(Dataset listings of figures)
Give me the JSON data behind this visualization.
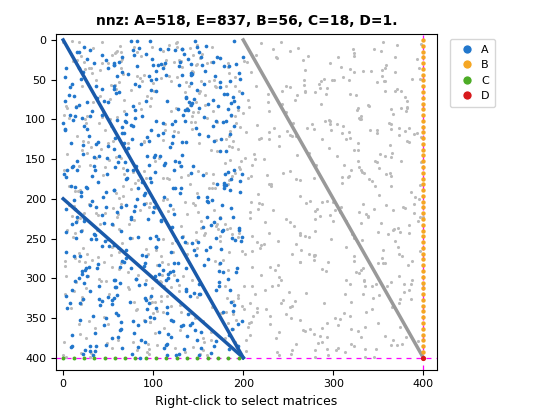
{
  "title": "nnz: A=518, E=837, B=56, C=18, D=1.",
  "xlabel": "Right-click to select matrices",
  "colors": {
    "A_dot": "#2277cc",
    "A_line": "#1a5aaa",
    "E_dot": "#bbbbbb",
    "E_line": "#999999",
    "B_dot": "#f5a623",
    "C_dot": "#4dac26",
    "D_dot": "#d7191c",
    "magenta": "#ff00ff"
  },
  "xlim": [
    -8,
    415
  ],
  "ylim": [
    415,
    -8
  ],
  "xticks": [
    0,
    100,
    200,
    300,
    400
  ],
  "yticks": [
    0,
    50,
    100,
    150,
    200,
    250,
    300,
    350,
    400
  ],
  "N": 400,
  "A_cols": 200,
  "A_rows": 400,
  "seed": 7
}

### Given exercise
Reproduce each line word for word and drop the pictures.

### Exercise result
Give me the JSON data behind this visualization.
{
  "title": "nnz: A=518, E=837, B=56, C=18, D=1.",
  "xlabel": "Right-click to select matrices",
  "colors": {
    "A_dot": "#2277cc",
    "A_line": "#1a5aaa",
    "E_dot": "#bbbbbb",
    "E_line": "#999999",
    "B_dot": "#f5a623",
    "C_dot": "#4dac26",
    "D_dot": "#d7191c",
    "magenta": "#ff00ff"
  },
  "xlim": [
    -8,
    415
  ],
  "ylim": [
    415,
    -8
  ],
  "xticks": [
    0,
    100,
    200,
    300,
    400
  ],
  "yticks": [
    0,
    50,
    100,
    150,
    200,
    250,
    300,
    350,
    400
  ],
  "N": 400,
  "A_cols": 200,
  "A_rows": 400,
  "seed": 7
}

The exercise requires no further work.